__SUPPLIED RECORDS__
········

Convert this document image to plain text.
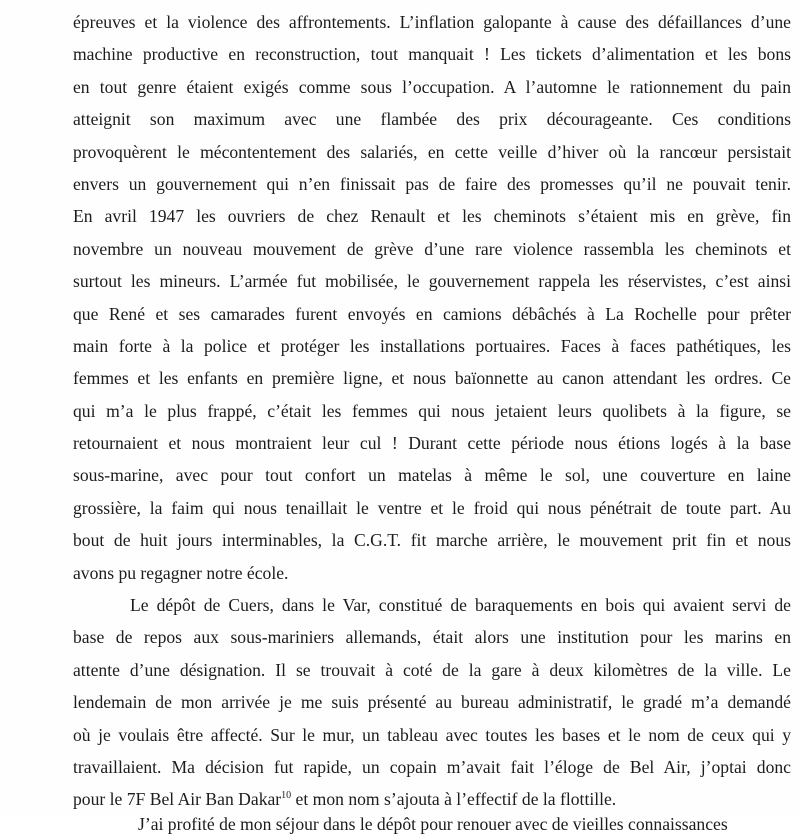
épreuves et la violence des affrontements. L’inflation galopante à cause des défaillances d’une
machine productive en reconstruction, tout manquait ! Les tickets d’alimentation et les bons
en tout genre étaient exigés comme sous l’occupation. A l’automne le rationnement du pain
atteignit son maximum avec une flambée des prix décourageante. Ces conditions
provoquèrent le mécontentement des salariés, en cette veille d’hiver où la rancœur persistait
envers un gouvernement qui n’en finissait pas de faire des promesses qu’il ne pouvait tenir.
En avril 1947 les ouvriers de chez Renault et les cheminots s’étaient mis en grève, fin
novembre un nouveau mouvement de grève d’une rare violence rassembla les cheminots et
surtout les mineurs. L’armée fut mobilisée, le gouvernement rappela les réservistes, c’est ainsi
que René et ses camarades furent envoyés en camions débâchés à La Rochelle pour prêter
main forte à la police et protéger les installations portuaires. Faces à faces pathétiques, les
femmes et les enfants en première ligne, et nous baïonnette au canon attendant les ordres. Ce
qui m’a le plus frappé, c’était les femmes qui nous jetaient leurs quolibets à la figure, se
retournaient et nous montraient leur cul ! Durant cette période nous étions logés à la base
sous-marine, avec pour tout confort un matelas à même le sol, une couverture en laine
grossière, la faim qui nous tenaillait le ventre et le froid qui nous pénétrait de toute part. Au
bout de huit jours interminables, la C.G.T. fit marche arrière, le mouvement prit fin et nous
avons pu regagner notre école.
Le dépôt de Cuers, dans le Var, constitué de baraquements en bois qui avaient servi de
base de repos aux sous-mariniers allemands, était alors une institution pour les marins en
attente d’une désignation. Il se trouvait à coté de la gare à deux kilomètres de la ville. Le
lendemain de mon arrivée je me suis présenté au bureau administratif, le gradé m’a demandé
où je voulais être affecté. Sur le mur, un tableau avec toutes les bases et le nom de ceux qui y
travaillaient. Ma décision fut rapide, un copain m’avait fait l’éloge de Bel Air, j’optai donc
pour le 7F Bel Air Ban Dakar$^{10}$ et mon nom s’ajouta à l’effectif de la flottille.
J’ai profité de mon séjour dans le dépôt pour renouer avec de vieilles connaissances
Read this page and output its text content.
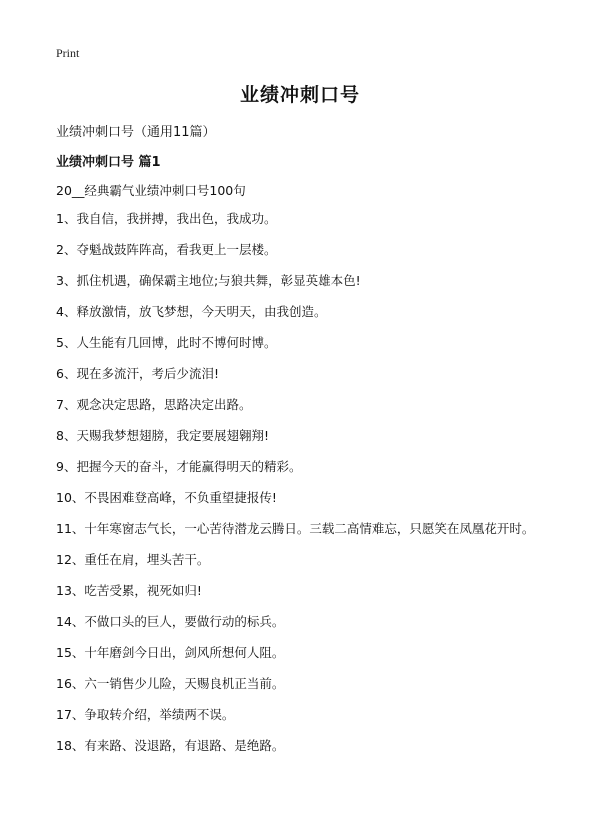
Print
业绩冲刺口号
业绩冲刺口号（通用11篇）
业绩冲刺口号 篇1
20__经典霸气业绩冲刺口号100句
1、我自信，我拼搏，我出色，我成功。
2、夺魁战鼓阵阵高，看我更上一层楼。
3、抓住机遇，确保霸主地位;与狼共舞，彰显英雄本色!
4、释放激情，放飞梦想，今天明天，由我创造。
5、人生能有几回博，此时不博何时博。
6、现在多流汗，考后少流泪!
7、观念决定思路，思路决定出路。
8、天赐我梦想翅膀，我定要展翅翱翔!
9、把握今天的奋斗，才能赢得明天的精彩。
10、不畏困难登高峰，不负重望捷报传!
11、十年寒窗志气长，一心苦待潜龙云腾日。三载二高情难忘，只愿笑在凤凰花开时。
12、重任在肩，埋头苦干。
13、吃苦受累，视死如归!
14、不做口头的巨人，要做行动的标兵。
15、十年磨剑今日出，剑风所想何人阻。
16、六一销售少儿险，天赐良机正当前。
17、争取转介绍，举绩两不误。
18、有来路、没退路，有退路、是绝路。
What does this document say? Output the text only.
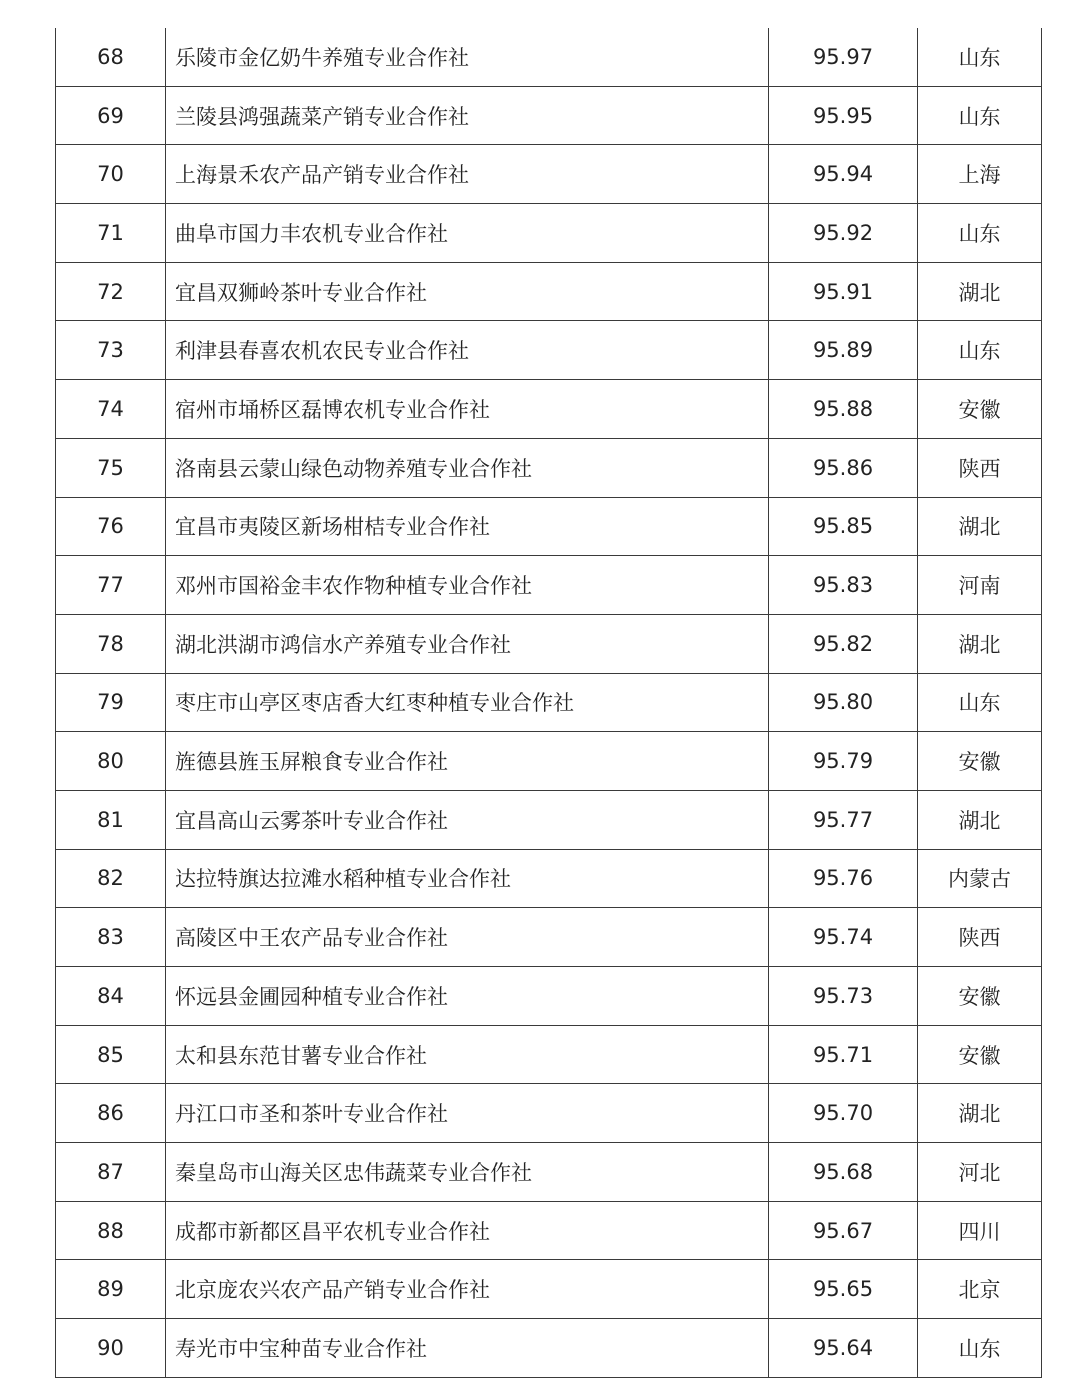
68	乐陵市金亿奶牛养殖专业合作社	95.97	山东
69	兰陵县鸿强蔬菜产销专业合作社	95.95	山东
70	上海景禾农产品产销专业合作社	95.94	上海
71	曲阜市国力丰农机专业合作社	95.92	山东
72	宜昌双狮岭茶叶专业合作社	95.91	湖北
73	利津县春喜农机农民专业合作社	95.89	山东
74	宿州市埇桥区磊博农机专业合作社	95.88	安徽
75	洛南县云蒙山绿色动物养殖专业合作社	95.86	陕西
76	宜昌市夷陵区新场柑桔专业合作社	95.85	湖北
77	邓州市国裕金丰农作物种植专业合作社	95.83	河南
78	湖北洪湖市鸿信水产养殖专业合作社	95.82	湖北
79	枣庄市山亭区枣店香大红枣种植专业合作社	95.80	山东
80	旌德县旌玉屏粮食专业合作社	95.79	安徽
81	宜昌高山云雾茶叶专业合作社	95.77	湖北
82	达拉特旗达拉滩水稻种植专业合作社	95.76	内蒙古
83	高陵区中王农产品专业合作社	95.74	陕西
84	怀远县金圃园种植专业合作社	95.73	安徽
85	太和县东范甘薯专业合作社	95.71	安徽
86	丹江口市圣和茶叶专业合作社	95.70	湖北
87	秦皇岛市山海关区忠伟蔬菜专业合作社	95.68	河北
88	成都市新都区昌平农机专业合作社	95.67	四川
89	北京庞农兴农产品产销专业合作社	95.65	北京
90	寿光市中宝种苗专业合作社	95.64	山东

········

__INSTRUCTIONS FOR THE TASK__
Where a line above contains the string "sous", copy that line.

__RESPONSE__
en tout genre étaient exigés comme sous l’occupation. A l’automne le rationnement du pain
sous-marine, avec pour tout confort un matelas à même le sol, une couverture en laine
base de repos aux sous-mariniers allemands, était alors une institution pour les marins en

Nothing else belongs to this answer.